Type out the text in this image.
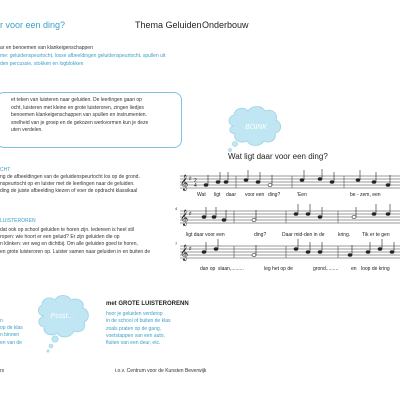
r voor een ding?	Thema Geluiden Onderbouw
ar en benoemen van klankeigenschappen
me: geluidenspeurtocht, losse afbeeldingen geluidenspeurtocht, spullen uit
den percussie, stokken en logblokken
et teken van luisteren naar geluiden. De leerlingen gaan op
ocht, luisteren met kleine en grote luisteroren, zingen liedjes
benoemen klankeigenschappen van spullen en instrumenten.
snelheid van je groep en de gekozen werkvormen kun je deze
uten verdelen.
CHT
ng de afbeeldingen van de geluidenspeurtocht los op de grond.
nspeurtocht op en luister met de leerlingen naar de geluiden.
ding de juiste afbeelding kiezen of voer de opdracht klassikaal
LUISTEROREN
dat ook op school geluiden te horen zijn. Iedereen is heel stil
ropen: wie hoort er een geluid? Er zijn geluiden die op
n klinken: ver weg en dichtbij. Om alle geluiden goed te horen,
en grote luisteroren op. Luister samen naar geluiden in en buiten de
n
op de klas
n binnen
en van de
Pssst...
met GROTE LUISTERORENN
hoor je geluiden verderop
in de school of buiten de klas
zoals praten op de gang,
voetstappen van een auto,
fluiten van een deur, etc.
BOINK
Wat ligt daar voor een ding?
𝄞
𝄞
𝄞
♯
♯
♯
2
4
4
7
Wat ligt daar voor een ding?	'Een	be - zem, een
ligt daar voor een	ding?	Daar mid-den in de	kring. Tik er te gen
dan op slaan,.........	leg het op de	grond.........	en loop de kring
rs	i.o.v. Centrum voor de Kunsten Beverwijk
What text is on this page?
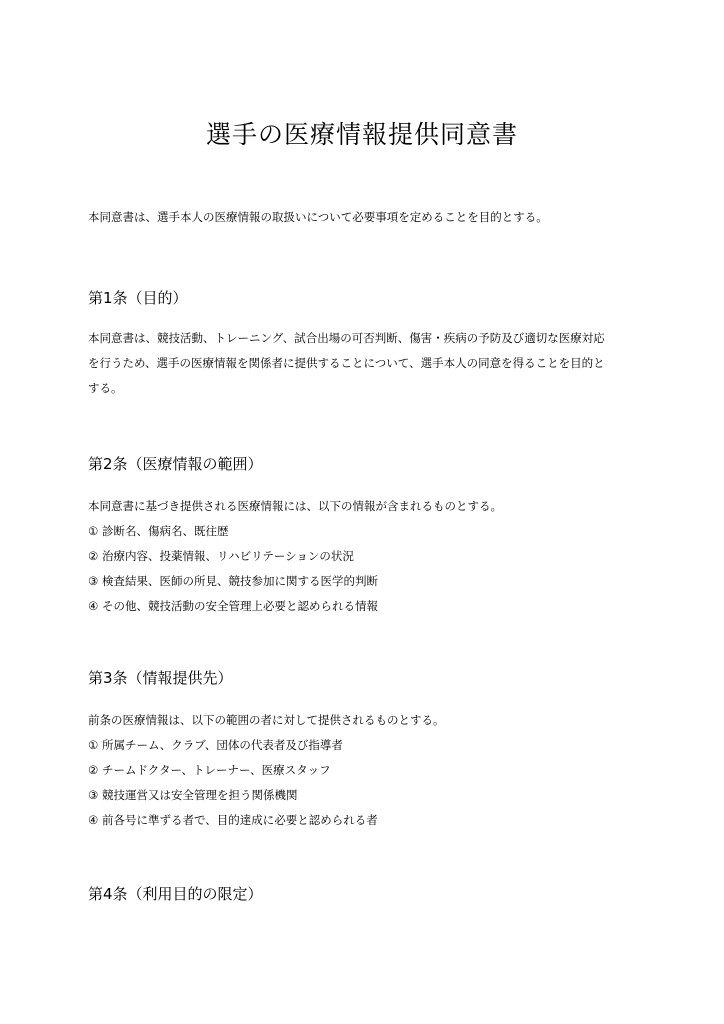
選手の医療情報提供同意書

本同意書は、選手本人の医療情報の取扱いについて必要事項を定めることを目的とする。

第1条（目的）

本同意書は、競技活動、トレーニング、試合出場の可否判断、傷害・疾病の予防及び適切な医療対応

を行うため、選手の医療情報を関係者に提供することについて、選手本人の同意を得ることを目的と

する。

第2条（医療情報の範囲）

本同意書に基づき提供される医療情報には、以下の情報が含まれるものとする。

① 診断名、傷病名、既往歴
② 治療内容、投薬情報、リハビリテーションの状況
③ 検査結果、医師の所見、競技参加に関する医学的判断
④ その他、競技活動の安全管理上必要と認められる情報
第3条（情報提供先）

前条の医療情報は、以下の範囲の者に対して提供されるものとする。

① 所属チーム、クラブ、団体の代表者及び指導者
② チームドクター、トレーナー、医療スタッフ
③ 競技運営又は安全管理を担う関係機関
④ 前各号に準ずる者で、目的達成に必要と認められる者
第4条（利用目的の限定）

▬▬▬

What is needed is an exact reproduction of the data, pictures excluded.

FINAL RESULT:
Type out the text in this image.
r voor een ding?	Thema Geluiden Onderbouw
ar en benoemen van klankeigenschappen
me: geluidenspeurtocht, losse afbeeldingen geluidenspeurtocht, spullen uit
den percussie, stokken en logblokken
et teken van luisteren naar geluiden. De leerlingen gaan op
ocht, luisteren met kleine en grote luisteroren, zingen liedjes
benoemen klankeigenschappen van spullen en instrumenten.
snelheid van je groep en de gekozen werkvormen kun je deze
uten verdelen.
CHT
ng de afbeeldingen van de geluidenspeurtocht los op de grond.
nspeurtocht op en luister met de leerlingen naar de geluiden.
ding de juiste afbeelding kiezen of voer de opdracht klassikaal
LUISTEROREN
dat ook op school geluiden te horen zijn. Iedereen is heel stil
ropen: wie hoort er een geluid? Er zijn geluiden die op
n klinken: ver weg en dichtbij. Om alle geluiden goed te horen,
en grote luisteroren op. Luister samen naar geluiden in en buiten de
n
op de klas
n binnen
en van de
Pssst...
met GROTE LUISTERORENN
hoor je geluiden verderop
in de school of buiten de klas
zoals praten op de gang,
voetstappen van een auto,
fluiten van een deur, etc.
BOINK
Wat ligt daar voor een ding?
𝄞
𝄞
𝄞
♯
♯
♯
2
4
4
7
Wat ligt daar voor een ding?	'Een	be - zem, een
ligt daar voor een	ding?	Daar mid-den in de	kring. Tik er te gen
dan op slaan,.........	leg het op de	grond.........	en loop de kring
rs	i.o.v. Centrum voor de Kunsten Beverwijk
What text is on this page?
選手の医療情報提供同意書

本同意書は、選手本人の医療情報の取扱いについて必要事項を定めることを目的とする。

第1条（目的）

本同意書は、競技活動、トレーニング、試合出場の可否判断、傷害・疾病の予防及び適切な医療対応

を行うため、選手の医療情報を関係者に提供することについて、選手本人の同意を得ることを目的と

する。

第2条（医療情報の範囲）

本同意書に基づき提供される医療情報には、以下の情報が含まれるものとする。

① 診断名、傷病名、既往歴
② 治療内容、投薬情報、リハビリテーションの状況
③ 検査結果、医師の所見、競技参加に関する医学的判断
④ その他、競技活動の安全管理上必要と認められる情報
第3条（情報提供先）

前条の医療情報は、以下の範囲の者に対して提供されるものとする。

① 所属チーム、クラブ、団体の代表者及び指導者
② チームドクター、トレーナー、医療スタッフ
③ 競技運営又は安全管理を担う関係機関
④ 前各号に準ずる者で、目的達成に必要と認められる者
第4条（利用目的の限定）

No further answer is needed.